• **YOUR GOAL**
Please carry on the marketing and publicity plan below from its last line, adding the next part of the plan.

• **TEXT**
________________
Budget: A portion of $4,300.00 marketing and publicity budget.
Galleys: PDF galleys are available.
National Advertising: Prominent, year-round advertising in The
Comics Reporter, one of the most visited comics-focused
websites.
National Print/Online Media Campaign: We work tirelessly to market
and promote our titles; we have a large media and opinion maker
contact list, to which we send our press releases and select review
copies. We also have a smaller selection of reviewers who receive
hard copies of our titles. This has resulted in reviews, interviews
and coverage in a variety of media outlets including Avoid the
Future, Boing Boing, The Chicago Tribune, Comic Book Resources, The
Comics Beat, The Comics Journal, The Comics Reporter, The Globe and
Mail, Newsarama, Paste Magazine, Publishers Weekly, Quill and
Quire,The National Post, The New York Times, TIME Magazine, VICE
Magazine, The Washington Post and many more.
________________
• **EXCERPTED RECORDS**
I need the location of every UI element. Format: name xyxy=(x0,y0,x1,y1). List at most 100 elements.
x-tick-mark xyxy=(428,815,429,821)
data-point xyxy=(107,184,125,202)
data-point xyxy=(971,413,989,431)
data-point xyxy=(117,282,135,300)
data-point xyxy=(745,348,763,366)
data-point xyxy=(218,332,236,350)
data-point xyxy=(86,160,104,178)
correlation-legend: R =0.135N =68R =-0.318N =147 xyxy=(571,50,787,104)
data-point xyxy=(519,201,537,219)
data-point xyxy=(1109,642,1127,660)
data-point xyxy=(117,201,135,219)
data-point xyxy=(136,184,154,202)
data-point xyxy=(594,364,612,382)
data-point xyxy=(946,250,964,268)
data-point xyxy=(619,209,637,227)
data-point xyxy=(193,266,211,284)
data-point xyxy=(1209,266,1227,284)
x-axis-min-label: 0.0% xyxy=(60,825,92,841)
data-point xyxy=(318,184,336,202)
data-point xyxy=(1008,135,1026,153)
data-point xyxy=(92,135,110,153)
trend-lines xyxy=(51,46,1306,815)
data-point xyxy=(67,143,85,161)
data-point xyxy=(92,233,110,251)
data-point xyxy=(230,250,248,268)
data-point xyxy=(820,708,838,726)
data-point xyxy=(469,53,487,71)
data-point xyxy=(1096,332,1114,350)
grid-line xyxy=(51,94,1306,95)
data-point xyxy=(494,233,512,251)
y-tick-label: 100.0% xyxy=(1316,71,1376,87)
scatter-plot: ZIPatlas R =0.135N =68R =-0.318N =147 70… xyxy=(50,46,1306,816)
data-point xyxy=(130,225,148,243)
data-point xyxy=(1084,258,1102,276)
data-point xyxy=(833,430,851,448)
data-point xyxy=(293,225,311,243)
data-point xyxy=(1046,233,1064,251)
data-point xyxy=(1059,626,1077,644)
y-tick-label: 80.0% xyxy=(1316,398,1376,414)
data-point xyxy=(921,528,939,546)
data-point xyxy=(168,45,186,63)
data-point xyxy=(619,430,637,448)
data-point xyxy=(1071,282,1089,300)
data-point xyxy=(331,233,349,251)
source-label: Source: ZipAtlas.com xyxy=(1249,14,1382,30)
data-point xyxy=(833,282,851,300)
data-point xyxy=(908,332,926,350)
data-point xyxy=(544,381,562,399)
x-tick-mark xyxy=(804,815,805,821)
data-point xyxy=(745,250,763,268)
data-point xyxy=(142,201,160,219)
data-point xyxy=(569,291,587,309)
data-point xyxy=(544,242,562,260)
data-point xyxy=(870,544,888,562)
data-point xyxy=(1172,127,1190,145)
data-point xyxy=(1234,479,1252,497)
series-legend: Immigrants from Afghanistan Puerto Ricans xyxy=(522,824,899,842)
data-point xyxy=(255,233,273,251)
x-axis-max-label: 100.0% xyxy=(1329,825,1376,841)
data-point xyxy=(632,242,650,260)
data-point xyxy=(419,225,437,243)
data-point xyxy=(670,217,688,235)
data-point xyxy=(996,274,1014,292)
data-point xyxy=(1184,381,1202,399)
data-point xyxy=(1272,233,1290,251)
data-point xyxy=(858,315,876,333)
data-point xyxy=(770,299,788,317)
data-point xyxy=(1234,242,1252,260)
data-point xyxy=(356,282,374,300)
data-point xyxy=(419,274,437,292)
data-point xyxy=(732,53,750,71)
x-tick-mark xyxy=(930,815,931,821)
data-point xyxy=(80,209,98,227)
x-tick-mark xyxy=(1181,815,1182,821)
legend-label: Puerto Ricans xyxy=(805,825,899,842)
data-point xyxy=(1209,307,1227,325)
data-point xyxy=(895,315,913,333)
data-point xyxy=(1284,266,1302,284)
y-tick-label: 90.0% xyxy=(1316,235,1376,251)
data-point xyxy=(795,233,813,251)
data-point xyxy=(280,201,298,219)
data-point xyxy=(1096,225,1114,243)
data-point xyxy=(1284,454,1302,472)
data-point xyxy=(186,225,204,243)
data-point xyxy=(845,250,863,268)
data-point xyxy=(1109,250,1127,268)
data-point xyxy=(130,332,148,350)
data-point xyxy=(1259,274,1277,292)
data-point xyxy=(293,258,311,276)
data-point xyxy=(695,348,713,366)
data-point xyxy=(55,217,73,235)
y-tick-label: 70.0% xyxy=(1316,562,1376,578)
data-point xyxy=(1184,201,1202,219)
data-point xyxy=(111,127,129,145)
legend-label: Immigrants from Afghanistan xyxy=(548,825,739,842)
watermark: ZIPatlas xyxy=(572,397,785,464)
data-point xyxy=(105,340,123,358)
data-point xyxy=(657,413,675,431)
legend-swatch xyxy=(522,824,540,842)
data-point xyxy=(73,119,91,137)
________________
• **EXERCISE OUTPUT**
Online/Social Media Campaign: We have a strong presence on the
Internet with our recently redesigned website (koyamapress.com with
over 4,000 unique visits per month), Facebook
(facebook.com/KoyamaPress with over 4,500 likes), Twitter
(@AnnieKoyama with over 8,700 followers), Flickr
(flickr.com/photos/koyamapress), and Tumblr (koyamapress.tumblr.com
with over 11,000 followers) pages.
Promotion on the Author's Website: Patrick Kyle has established a
strong following online. This is demonstrated by his website/Tumblr
(patrickkyle.com) and his Twitter (@_patrickkyle).
General Tour Info: Koyama Press and Patrick Kyle will be launching
Don't Come in Here at the Toronto Comic Arts Festival (TCAF) a week
long celebration of comics and graphic novels and their creators,
which culminates in a two-day exhibition and vendor fair featuring
hundreds of comics creators from around the world. This year's
festival takes place May 14-15.
Publicity and Promotion in Conjunction with the Author's Speaking
Engagements: Koyama Press has a number of branded items including
tote bags, notebooks, buttons, postcards, stickers, and activity
books that accompany artists at shows and events. These include
items utilizing the art from the book itself.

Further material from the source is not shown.